▸ **CHALLENGE**
Return each entry exactly, with none missing.

[Structured figure records]
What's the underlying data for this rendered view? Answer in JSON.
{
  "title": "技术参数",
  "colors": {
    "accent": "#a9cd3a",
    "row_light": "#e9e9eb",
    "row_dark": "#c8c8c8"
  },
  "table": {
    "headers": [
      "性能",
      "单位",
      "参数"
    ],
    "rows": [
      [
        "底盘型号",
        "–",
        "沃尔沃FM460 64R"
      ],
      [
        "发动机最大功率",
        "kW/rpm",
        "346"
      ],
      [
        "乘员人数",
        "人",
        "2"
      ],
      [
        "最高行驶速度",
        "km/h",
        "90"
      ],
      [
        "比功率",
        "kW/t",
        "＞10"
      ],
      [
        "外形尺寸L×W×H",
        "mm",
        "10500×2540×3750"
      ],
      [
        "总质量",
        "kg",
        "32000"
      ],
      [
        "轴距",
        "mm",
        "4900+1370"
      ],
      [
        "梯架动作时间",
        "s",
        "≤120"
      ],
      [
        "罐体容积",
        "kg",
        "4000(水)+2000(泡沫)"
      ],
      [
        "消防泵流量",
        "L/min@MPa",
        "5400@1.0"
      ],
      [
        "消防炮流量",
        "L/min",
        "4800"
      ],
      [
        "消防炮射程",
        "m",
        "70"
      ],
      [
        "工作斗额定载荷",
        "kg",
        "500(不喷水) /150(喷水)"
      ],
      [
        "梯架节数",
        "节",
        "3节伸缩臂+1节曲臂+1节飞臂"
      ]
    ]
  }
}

▸ **ANSWER TO THIS EXERCISE**
What's the underlying data for this rendered view? Answer in JSON.
{
  "title": "技术参数",
  "colors": {
    "accent": "#a9cd3a",
    "row_light": "#e9e9eb",
    "row_dark": "#c8c8c8"
  },
  "table": {
    "headers": [
      "性能",
      "单位",
      "参数"
    ],
    "rows": [
      [
        "底盘型号",
        "–",
        "沃尔沃FM460 64R"
      ],
      [
        "发动机最大功率",
        "kW/rpm",
        "346"
      ],
      [
        "乘员人数",
        "人",
        "2"
      ],
      [
        "最高行驶速度",
        "km/h",
        "90"
      ],
      [
        "比功率",
        "kW/t",
        "＞10"
      ],
      [
        "外形尺寸L×W×H",
        "mm",
        "10500×2540×3750"
      ],
      [
        "总质量",
        "kg",
        "32000"
      ],
      [
        "轴距",
        "mm",
        "4900+1370"
      ],
      [
        "梯架动作时间",
        "s",
        "≤120"
      ],
      [
        "罐体容积",
        "kg",
        "4000(水)+2000(泡沫)"
      ],
      [
        "消防泵流量",
        "L/min@MPa",
        "5400@1.0"
      ],
      [
        "消防炮流量",
        "L/min",
        "4800"
      ],
      [
        "消防炮射程",
        "m",
        "70"
      ],
      [
        "工作斗额定载荷",
        "kg",
        "500(不喷水) /150(喷水)"
      ],
      [
        "梯架节数",
        "节",
        "3节伸缩臂+1节曲臂+1节飞臂"
      ]
    ]
  }
}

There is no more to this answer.